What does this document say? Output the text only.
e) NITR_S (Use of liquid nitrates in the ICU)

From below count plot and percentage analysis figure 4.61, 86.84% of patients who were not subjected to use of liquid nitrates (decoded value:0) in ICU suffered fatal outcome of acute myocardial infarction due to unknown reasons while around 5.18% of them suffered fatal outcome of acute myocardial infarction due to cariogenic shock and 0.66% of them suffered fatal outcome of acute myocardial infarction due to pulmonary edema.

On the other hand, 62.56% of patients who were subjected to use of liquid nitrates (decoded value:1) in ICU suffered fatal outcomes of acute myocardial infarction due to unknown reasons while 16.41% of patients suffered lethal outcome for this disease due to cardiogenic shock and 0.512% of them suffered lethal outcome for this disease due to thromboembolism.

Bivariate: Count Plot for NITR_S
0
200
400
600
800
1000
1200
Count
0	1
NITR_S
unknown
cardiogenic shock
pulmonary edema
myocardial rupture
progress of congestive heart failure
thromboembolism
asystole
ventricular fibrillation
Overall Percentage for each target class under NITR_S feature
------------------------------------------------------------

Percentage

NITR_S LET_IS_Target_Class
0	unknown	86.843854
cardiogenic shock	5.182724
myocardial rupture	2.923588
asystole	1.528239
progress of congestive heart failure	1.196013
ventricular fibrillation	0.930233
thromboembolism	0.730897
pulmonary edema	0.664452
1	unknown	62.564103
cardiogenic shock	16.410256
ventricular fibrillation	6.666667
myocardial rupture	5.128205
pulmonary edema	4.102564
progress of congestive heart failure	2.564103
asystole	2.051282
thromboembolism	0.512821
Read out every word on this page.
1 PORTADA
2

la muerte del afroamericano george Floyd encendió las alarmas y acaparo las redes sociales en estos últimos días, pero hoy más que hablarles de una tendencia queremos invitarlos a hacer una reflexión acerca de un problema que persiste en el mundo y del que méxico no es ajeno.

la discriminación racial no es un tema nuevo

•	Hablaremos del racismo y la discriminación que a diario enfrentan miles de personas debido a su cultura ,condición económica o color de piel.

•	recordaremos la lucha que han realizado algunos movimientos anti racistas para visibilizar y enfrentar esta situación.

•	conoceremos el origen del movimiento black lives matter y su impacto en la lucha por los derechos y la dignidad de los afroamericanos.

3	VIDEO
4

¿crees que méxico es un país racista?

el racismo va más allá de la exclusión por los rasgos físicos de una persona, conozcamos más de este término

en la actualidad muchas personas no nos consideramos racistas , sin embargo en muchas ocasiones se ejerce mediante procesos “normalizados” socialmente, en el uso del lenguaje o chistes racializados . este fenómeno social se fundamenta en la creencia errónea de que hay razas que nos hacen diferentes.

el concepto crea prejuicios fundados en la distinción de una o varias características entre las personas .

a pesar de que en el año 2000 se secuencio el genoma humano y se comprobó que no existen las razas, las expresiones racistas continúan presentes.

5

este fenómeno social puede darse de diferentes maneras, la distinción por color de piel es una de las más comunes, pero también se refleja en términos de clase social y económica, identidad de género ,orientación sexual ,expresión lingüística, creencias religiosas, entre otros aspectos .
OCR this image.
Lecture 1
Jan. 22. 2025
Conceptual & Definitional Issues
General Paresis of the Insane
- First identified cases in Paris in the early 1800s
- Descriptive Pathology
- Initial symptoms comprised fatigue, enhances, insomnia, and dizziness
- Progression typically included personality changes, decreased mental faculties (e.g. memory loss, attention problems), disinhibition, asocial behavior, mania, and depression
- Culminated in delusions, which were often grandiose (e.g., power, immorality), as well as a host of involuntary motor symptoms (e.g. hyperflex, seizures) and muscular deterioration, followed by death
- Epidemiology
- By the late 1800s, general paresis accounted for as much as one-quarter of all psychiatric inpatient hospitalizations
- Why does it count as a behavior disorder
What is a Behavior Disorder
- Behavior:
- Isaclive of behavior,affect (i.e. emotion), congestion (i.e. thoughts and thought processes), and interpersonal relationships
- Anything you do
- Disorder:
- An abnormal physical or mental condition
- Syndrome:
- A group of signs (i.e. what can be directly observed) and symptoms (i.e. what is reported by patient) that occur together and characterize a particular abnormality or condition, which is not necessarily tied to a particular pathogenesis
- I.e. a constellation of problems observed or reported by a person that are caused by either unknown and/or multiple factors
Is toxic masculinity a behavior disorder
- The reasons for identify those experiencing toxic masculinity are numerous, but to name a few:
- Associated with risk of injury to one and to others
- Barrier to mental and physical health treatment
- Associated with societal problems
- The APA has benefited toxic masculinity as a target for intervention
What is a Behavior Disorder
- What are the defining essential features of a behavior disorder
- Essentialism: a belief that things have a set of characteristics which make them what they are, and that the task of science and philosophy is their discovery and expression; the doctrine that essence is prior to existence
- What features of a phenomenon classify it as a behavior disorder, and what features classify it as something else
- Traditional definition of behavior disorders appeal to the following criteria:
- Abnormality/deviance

WORK ORDER => In the records above, count the lines that contain the word "reasons" and state only that count.

RESULT => 3